AIM -> Set down each entry exactly as given; pictures should not appear in the copy.

PROVIDED ENTRIES ->

------------------------------------------------------------

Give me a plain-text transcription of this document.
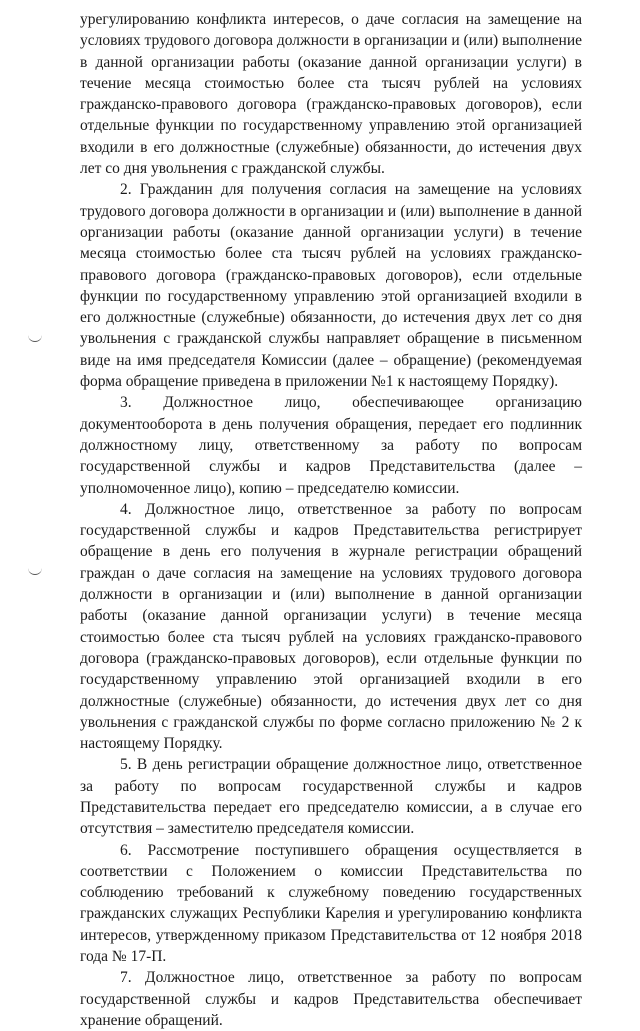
урегулированию конфликта интересов, о даче согласия на замещение на условиях трудового договора должности в организации и (или) выполнение в данной организации работы (оказание данной организации услуги) в течение месяца стоимостью более ста тысяч рублей на условиях гражданско-правового договора (гражданско-правовых договоров), если отдельные функции по государственному управлению этой организацией входили в его должностные (служебные) обязанности, до истечения двух лет со дня увольнения с гражданской службы.

2. Гражданин для получения согласия на замещение на условиях трудового договора должности в организации и (или) выполнение в данной организации работы (оказание данной организации услуги) в течение месяца стоимостью более ста тысяч рублей на условиях гражданско-правового договора (гражданско-правовых договоров), если отдельные функции по государственному управлению этой организацией входили в его должностные (служебные) обязанности, до истечения двух лет со дня увольнения с гражданской службы направляет обращение в письменном виде на имя председателя Комиссии (далее – обращение) (рекомендуемая форма обращение приведена в приложении №1 к настоящему Порядку).

3. Должностное лицо, обеспечивающее организацию документооборота в день получения обращения, передает его подлинник должностному лицу, ответственному за работу по вопросам государственной службы и кадров Представительства (далее – уполномоченное лицо), копию – председателю комиссии.

4. Должностное лицо, ответственное за работу по вопросам государственной службы и кадров Представительства регистрирует обращение в день его получения в журнале регистрации обращений граждан о даче согласия на замещение на условиях трудового договора должности в организации и (или) выполнение в данной организации работы (оказание данной организации услуги) в течение месяца стоимостью более ста тысяч рублей на условиях гражданско-правового договора (гражданско-правовых договоров), если отдельные функции по государственному управлению этой организацией входили в его должностные (служебные) обязанности, до истечения двух лет со дня увольнения с гражданской службы по форме согласно приложению № 2 к настоящему Порядку.

5. В день регистрации обращение должностное лицо, ответственное за работу по вопросам государственной службы и кадров Представительства передает его председателю комиссии, а в случае его отсутствия – заместителю председателя комиссии.

6. Рассмотрение поступившего обращения осуществляется в соответствии с Положением о комиссии Представительства по соблюдению требований к служебному поведению государственных гражданских служащих Республики Карелия и урегулированию конфликта интересов, утвержденному приказом Представительства от 12 ноября 2018 года № 17-П.

7. Должностное лицо, ответственное за работу по вопросам государственной службы и кадров Представительства обеспечивает хранение обращений.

------------------------------------------------------------

ANSWER TO THIS EXERCISE ->
Give me a plain-text transcription of this document.
урегулированию конфликта интересов, о даче согласия на замещение на условиях трудового договора должности в организации и (или) выполнение в данной организации работы (оказание данной организации услуги) в течение месяца стоимостью более ста тысяч рублей на условиях гражданско-правового договора (гражданско-правовых договоров), если отдельные функции по государственному управлению этой организацией входили в его должностные (служебные) обязанности, до истечения двух лет со дня увольнения с гражданской службы.

2. Гражданин для получения согласия на замещение на условиях трудового договора должности в организации и (или) выполнение в данной организации работы (оказание данной организации услуги) в течение месяца стоимостью более ста тысяч рублей на условиях гражданско-правового договора (гражданско-правовых договоров), если отдельные функции по государственному управлению этой организацией входили в его должностные (служебные) обязанности, до истечения двух лет со дня увольнения с гражданской службы направляет обращение в письменном виде на имя председателя Комиссии (далее – обращение) (рекомендуемая форма обращение приведена в приложении №1 к настоящему Порядку).

3. Должностное лицо, обеспечивающее организацию документооборота в день получения обращения, передает его подлинник должностному лицу, ответственному за работу по вопросам государственной службы и кадров Представительства (далее – уполномоченное лицо), копию – председателю комиссии.

4. Должностное лицо, ответственное за работу по вопросам государственной службы и кадров Представительства регистрирует обращение в день его получения в журнале регистрации обращений граждан о даче согласия на замещение на условиях трудового договора должности в организации и (или) выполнение в данной организации работы (оказание данной организации услуги) в течение месяца стоимостью более ста тысяч рублей на условиях гражданско-правового договора (гражданско-правовых договоров), если отдельные функции по государственному управлению этой организацией входили в его должностные (служебные) обязанности, до истечения двух лет со дня увольнения с гражданской службы по форме согласно приложению № 2 к настоящему Порядку.

5. В день регистрации обращение должностное лицо, ответственное за работу по вопросам государственной службы и кадров Представительства передает его председателю комиссии, а в случае его отсутствия – заместителю председателя комиссии.

6. Рассмотрение поступившего обращения осуществляется в соответствии с Положением о комиссии Представительства по соблюдению требований к служебному поведению государственных гражданских служащих Республики Карелия и урегулированию конфликта интересов, утвержденному приказом Представительства от 12 ноября 2018 года № 17-П.

7. Должностное лицо, ответственное за работу по вопросам государственной службы и кадров Представительства обеспечивает хранение обращений.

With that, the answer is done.